— Start Records provided —

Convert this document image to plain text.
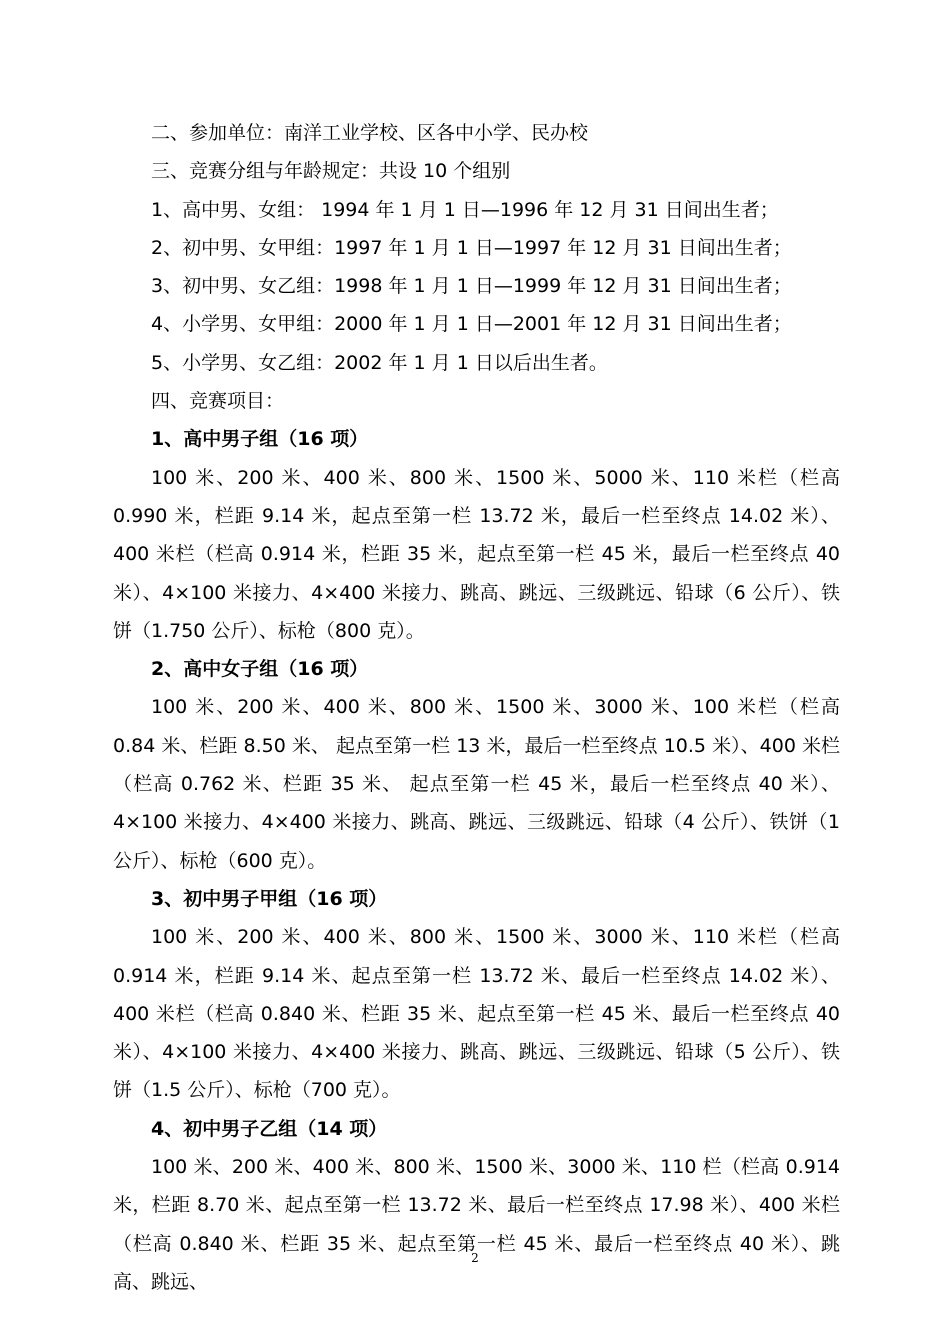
二、参加单位：南洋工业学校、区各中小学、民办校

三、竞赛分组与年龄规定：共设 10 个组别

1、高中男、女组： 1994 年 1 月 1 日—1996 年 12 月 31 日间出生者；

2、初中男、女甲组：1997 年 1 月 1 日—1997 年 12 月 31 日间出生者；

3、初中男、女乙组：1998 年 1 月 1 日—1999 年 12 月 31 日间出生者；

4、小学男、女甲组：2000 年 1 月 1 日—2001 年 12 月 31 日间出生者；

5、小学男、女乙组：2002 年 1 月 1 日以后出生者。

四、竞赛项目：

1、高中男子组（16 项）

100 米、200 米、400 米、800 米、1500 米、5000 米、110 米栏（栏高 0.990 米，栏距 9.14 米，起点至第一栏 13.72 米，最后一栏至终点 14.02 米）、400 米栏（栏高 0.914 米，栏距 35 米，起点至第一栏 45 米，最后一栏至终点 40 米）、4×100 米接力、4×400 米接力、跳高、跳远、三级跳远、铅球（6 公斤）、铁饼（1.750 公斤）、标枪（800 克）。

2、高中女子组（16 项）

100 米、200 米、400 米、800 米、1500 米、3000 米、100 米栏（栏高 0.84 米、栏距 8.50 米、 起点至第一栏 13 米，最后一栏至终点 10.5 米）、400 米栏（栏高 0.762 米、栏距 35 米、 起点至第一栏 45 米，最后一栏至终点 40 米）、4×100 米接力、4×400 米接力、跳高、跳远、三级跳远、铅球（4 公斤）、铁饼（1 公斤）、标枪（600 克）。

3、初中男子甲组（16 项）

100 米、200 米、400 米、800 米、1500 米、3000 米、110 米栏（栏高 0.914 米，栏距 9.14 米、起点至第一栏 13.72 米、最后一栏至终点 14.02 米）、400 米栏（栏高 0.840 米、栏距 35 米、起点至第一栏 45 米、最后一栏至终点 40 米）、4×100 米接力、4×400 米接力、跳高、跳远、三级跳远、铅球（5 公斤）、铁饼（1.5 公斤）、标枪（700 克）。

4、初中男子乙组（14 项）

100 米、200 米、400 米、800 米、1500 米、3000 米、110 栏（栏高 0.914 米，栏距 8.70 米、起点至第一栏 13.72 米、最后一栏至终点 17.98 米）、400 米栏（栏高 0.840 米、栏距 35 米、起点至第一栏 45 米、最后一栏至终点 40 米）、跳高、跳远、

2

— End Records provided —

What to do:
Transcribe the records above exactly as they appear, leaving out any pictures.

Output for this exercise:
Convert this document image to plain text.
二、参加单位：南洋工业学校、区各中小学、民办校

三、竞赛分组与年龄规定：共设 10 个组别

1、高中男、女组： 1994 年 1 月 1 日—1996 年 12 月 31 日间出生者；

2、初中男、女甲组：1997 年 1 月 1 日—1997 年 12 月 31 日间出生者；

3、初中男、女乙组：1998 年 1 月 1 日—1999 年 12 月 31 日间出生者；

4、小学男、女甲组：2000 年 1 月 1 日—2001 年 12 月 31 日间出生者；

5、小学男、女乙组：2002 年 1 月 1 日以后出生者。

四、竞赛项目：

1、高中男子组（16 项）

100 米、200 米、400 米、800 米、1500 米、5000 米、110 米栏（栏高 0.990 米，栏距 9.14 米，起点至第一栏 13.72 米，最后一栏至终点 14.02 米）、400 米栏（栏高 0.914 米，栏距 35 米，起点至第一栏 45 米，最后一栏至终点 40 米）、4×100 米接力、4×400 米接力、跳高、跳远、三级跳远、铅球（6 公斤）、铁饼（1.750 公斤）、标枪（800 克）。

2、高中女子组（16 项）

100 米、200 米、400 米、800 米、1500 米、3000 米、100 米栏（栏高 0.84 米、栏距 8.50 米、 起点至第一栏 13 米，最后一栏至终点 10.5 米）、400 米栏（栏高 0.762 米、栏距 35 米、 起点至第一栏 45 米，最后一栏至终点 40 米）、4×100 米接力、4×400 米接力、跳高、跳远、三级跳远、铅球（4 公斤）、铁饼（1 公斤）、标枪（600 克）。

3、初中男子甲组（16 项）

100 米、200 米、400 米、800 米、1500 米、3000 米、110 米栏（栏高 0.914 米，栏距 9.14 米、起点至第一栏 13.72 米、最后一栏至终点 14.02 米）、400 米栏（栏高 0.840 米、栏距 35 米、起点至第一栏 45 米、最后一栏至终点 40 米）、4×100 米接力、4×400 米接力、跳高、跳远、三级跳远、铅球（5 公斤）、铁饼（1.5 公斤）、标枪（700 克）。

4、初中男子乙组（14 项）

100 米、200 米、400 米、800 米、1500 米、3000 米、110 栏（栏高 0.914 米，栏距 8.70 米、起点至第一栏 13.72 米、最后一栏至终点 17.98 米）、400 米栏（栏高 0.840 米、栏距 35 米、起点至第一栏 45 米、最后一栏至终点 40 米）、跳高、跳远、

2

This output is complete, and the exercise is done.